───── Dataset excerpts

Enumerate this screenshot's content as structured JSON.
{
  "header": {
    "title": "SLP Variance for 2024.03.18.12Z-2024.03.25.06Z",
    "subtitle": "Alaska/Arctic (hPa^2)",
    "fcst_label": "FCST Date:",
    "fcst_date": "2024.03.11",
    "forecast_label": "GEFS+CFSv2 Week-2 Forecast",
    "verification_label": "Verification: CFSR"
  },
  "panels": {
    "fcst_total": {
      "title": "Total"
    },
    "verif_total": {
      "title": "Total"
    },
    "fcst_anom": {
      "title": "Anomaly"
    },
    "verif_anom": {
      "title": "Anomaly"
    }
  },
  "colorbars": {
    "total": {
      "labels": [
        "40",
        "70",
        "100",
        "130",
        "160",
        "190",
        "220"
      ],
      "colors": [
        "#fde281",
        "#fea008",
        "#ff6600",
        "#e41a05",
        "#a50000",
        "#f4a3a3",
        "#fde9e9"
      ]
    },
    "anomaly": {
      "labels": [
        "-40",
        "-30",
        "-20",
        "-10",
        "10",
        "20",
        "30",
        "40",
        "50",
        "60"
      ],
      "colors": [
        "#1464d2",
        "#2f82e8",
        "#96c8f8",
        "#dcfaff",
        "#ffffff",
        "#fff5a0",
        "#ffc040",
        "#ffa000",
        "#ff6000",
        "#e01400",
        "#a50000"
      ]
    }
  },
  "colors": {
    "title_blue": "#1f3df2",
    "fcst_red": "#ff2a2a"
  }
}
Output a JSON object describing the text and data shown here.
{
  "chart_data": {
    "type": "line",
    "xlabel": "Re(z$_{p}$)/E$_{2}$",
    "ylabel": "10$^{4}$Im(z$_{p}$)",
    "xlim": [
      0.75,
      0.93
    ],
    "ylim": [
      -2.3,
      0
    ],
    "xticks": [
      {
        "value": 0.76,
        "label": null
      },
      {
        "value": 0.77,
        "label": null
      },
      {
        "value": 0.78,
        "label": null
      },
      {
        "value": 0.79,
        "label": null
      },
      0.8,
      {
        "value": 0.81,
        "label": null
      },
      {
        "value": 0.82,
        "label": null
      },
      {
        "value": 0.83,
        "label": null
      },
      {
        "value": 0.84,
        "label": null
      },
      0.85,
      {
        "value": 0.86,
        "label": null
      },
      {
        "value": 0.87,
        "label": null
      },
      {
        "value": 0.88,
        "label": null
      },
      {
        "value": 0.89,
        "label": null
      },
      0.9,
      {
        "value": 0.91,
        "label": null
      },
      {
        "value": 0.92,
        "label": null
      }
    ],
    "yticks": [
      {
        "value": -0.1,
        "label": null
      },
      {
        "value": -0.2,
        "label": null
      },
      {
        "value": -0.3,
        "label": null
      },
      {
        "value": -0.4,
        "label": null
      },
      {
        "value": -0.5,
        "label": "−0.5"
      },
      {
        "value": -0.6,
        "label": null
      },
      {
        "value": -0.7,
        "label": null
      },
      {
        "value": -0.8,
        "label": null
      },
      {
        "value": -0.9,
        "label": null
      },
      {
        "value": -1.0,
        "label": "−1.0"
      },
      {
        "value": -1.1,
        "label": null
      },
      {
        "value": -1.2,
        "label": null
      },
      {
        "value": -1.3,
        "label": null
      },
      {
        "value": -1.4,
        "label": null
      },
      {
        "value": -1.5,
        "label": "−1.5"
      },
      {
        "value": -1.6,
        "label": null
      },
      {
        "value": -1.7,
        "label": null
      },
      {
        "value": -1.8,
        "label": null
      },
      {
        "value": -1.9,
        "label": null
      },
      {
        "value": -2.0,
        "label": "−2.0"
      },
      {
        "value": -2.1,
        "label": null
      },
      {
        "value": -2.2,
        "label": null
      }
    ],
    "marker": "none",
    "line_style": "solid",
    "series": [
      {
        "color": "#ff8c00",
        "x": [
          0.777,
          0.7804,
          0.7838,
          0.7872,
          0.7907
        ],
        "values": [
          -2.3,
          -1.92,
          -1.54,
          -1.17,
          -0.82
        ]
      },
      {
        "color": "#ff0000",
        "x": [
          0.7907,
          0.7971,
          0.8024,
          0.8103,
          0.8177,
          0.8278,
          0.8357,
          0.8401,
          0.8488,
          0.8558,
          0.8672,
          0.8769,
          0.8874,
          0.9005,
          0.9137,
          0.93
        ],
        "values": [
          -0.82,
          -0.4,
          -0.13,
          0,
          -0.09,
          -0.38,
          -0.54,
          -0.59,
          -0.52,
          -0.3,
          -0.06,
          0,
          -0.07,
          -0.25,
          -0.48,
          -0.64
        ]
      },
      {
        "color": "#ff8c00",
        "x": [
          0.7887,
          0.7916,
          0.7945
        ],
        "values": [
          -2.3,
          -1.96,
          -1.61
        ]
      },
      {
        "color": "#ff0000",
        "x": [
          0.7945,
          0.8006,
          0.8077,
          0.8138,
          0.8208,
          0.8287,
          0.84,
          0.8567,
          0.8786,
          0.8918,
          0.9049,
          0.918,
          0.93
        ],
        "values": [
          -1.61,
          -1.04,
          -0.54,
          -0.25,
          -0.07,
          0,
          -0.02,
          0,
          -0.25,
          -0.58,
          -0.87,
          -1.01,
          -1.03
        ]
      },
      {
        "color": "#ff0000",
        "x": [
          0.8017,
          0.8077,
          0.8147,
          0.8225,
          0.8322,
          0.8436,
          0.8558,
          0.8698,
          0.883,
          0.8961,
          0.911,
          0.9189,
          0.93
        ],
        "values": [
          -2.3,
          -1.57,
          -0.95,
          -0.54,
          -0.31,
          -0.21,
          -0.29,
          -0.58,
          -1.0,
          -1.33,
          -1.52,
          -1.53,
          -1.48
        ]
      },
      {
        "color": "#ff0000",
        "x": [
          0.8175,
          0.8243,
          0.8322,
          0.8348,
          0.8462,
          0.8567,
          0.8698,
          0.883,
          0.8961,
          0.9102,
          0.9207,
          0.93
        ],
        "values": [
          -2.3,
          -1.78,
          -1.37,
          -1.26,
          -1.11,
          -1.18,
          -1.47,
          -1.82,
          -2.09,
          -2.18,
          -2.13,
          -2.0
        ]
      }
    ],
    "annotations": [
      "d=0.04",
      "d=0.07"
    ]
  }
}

──────────

**Written task:** Out of the records, collect only those lines that contain the string "JSON".

**Correct response:**
Enumerate this screenshot's content as structured JSON.
Output a JSON object describing the text and data shown here.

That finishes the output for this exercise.